WRITTEN EXERCISE >>
Every line that holds the string "warning" is to be identified and copied.

-=-=-

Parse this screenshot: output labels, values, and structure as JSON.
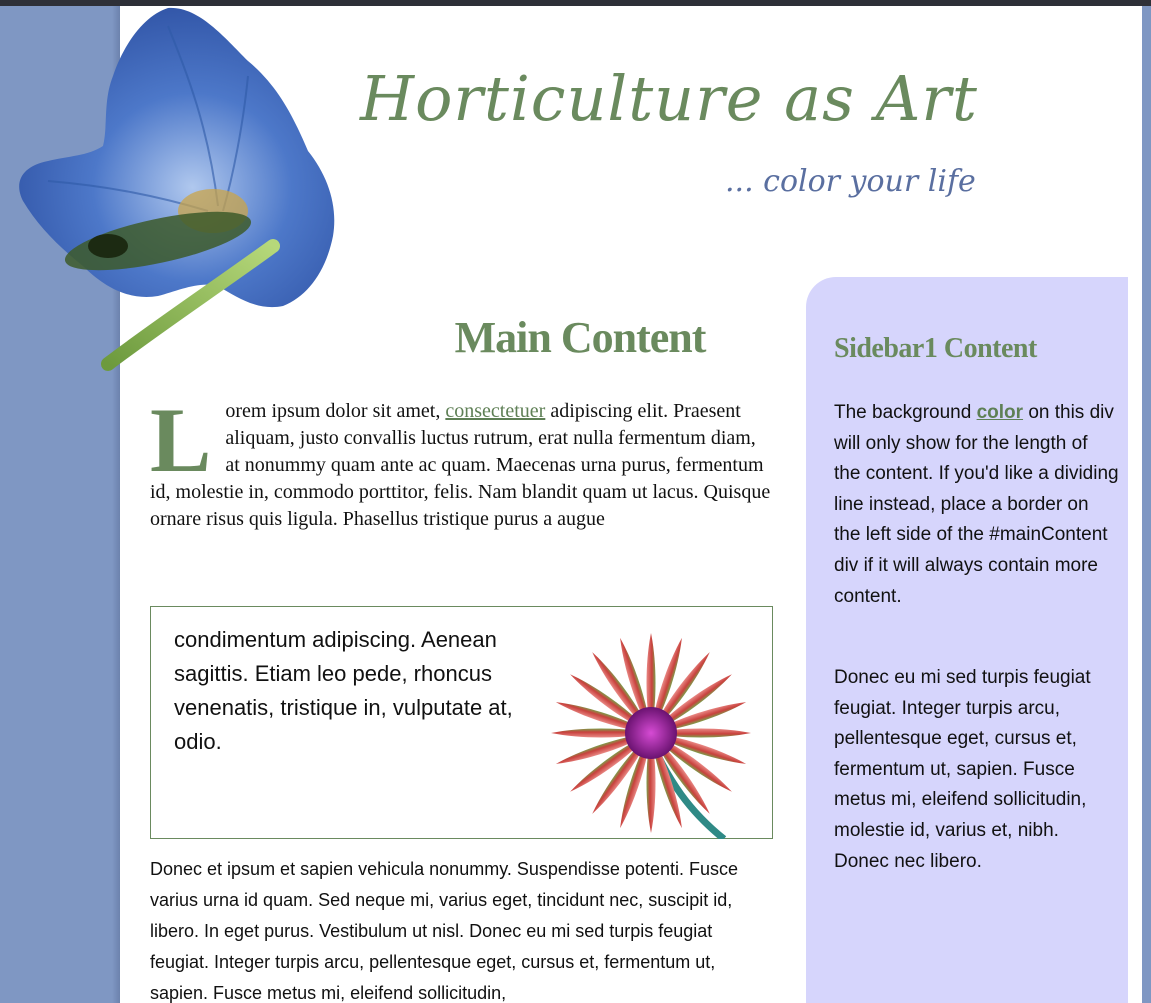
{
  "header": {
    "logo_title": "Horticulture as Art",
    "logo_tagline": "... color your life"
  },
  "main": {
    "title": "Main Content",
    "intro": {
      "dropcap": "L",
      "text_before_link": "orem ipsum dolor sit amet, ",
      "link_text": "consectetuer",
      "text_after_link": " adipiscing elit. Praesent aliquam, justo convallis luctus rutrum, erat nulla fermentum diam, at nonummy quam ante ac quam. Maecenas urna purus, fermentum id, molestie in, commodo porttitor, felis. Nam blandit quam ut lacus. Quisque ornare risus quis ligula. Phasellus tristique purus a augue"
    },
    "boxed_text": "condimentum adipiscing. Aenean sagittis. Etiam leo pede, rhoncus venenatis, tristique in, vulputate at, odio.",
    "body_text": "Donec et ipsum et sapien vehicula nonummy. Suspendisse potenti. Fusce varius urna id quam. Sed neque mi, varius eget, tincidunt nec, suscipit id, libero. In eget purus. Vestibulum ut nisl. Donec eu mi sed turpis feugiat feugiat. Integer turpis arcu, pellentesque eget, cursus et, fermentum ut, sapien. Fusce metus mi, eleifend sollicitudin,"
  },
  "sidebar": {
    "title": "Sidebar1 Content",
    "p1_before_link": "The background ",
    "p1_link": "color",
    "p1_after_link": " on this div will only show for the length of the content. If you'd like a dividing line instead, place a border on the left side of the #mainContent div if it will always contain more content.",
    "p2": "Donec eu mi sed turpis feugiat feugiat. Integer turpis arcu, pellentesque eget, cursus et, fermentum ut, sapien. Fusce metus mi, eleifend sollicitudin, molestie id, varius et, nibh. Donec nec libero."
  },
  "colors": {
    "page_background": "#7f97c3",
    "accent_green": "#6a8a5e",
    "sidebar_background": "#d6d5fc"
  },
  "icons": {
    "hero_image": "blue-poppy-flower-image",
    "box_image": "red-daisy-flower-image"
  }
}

-=-=-

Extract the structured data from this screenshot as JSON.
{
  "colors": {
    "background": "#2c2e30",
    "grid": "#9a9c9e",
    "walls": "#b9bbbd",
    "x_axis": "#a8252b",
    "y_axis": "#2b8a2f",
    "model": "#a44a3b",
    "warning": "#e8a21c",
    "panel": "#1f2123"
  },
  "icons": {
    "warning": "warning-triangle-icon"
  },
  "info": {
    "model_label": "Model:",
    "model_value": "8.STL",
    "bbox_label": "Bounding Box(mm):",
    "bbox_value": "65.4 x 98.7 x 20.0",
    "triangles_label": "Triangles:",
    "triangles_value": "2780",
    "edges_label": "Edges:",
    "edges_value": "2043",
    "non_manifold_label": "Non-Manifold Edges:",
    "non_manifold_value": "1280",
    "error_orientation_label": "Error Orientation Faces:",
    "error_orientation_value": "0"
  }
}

-=-=-

EXERCISE RESPONSE >>
    "warning": "#e8a21c",
    "warning": "warning-triangle-icon"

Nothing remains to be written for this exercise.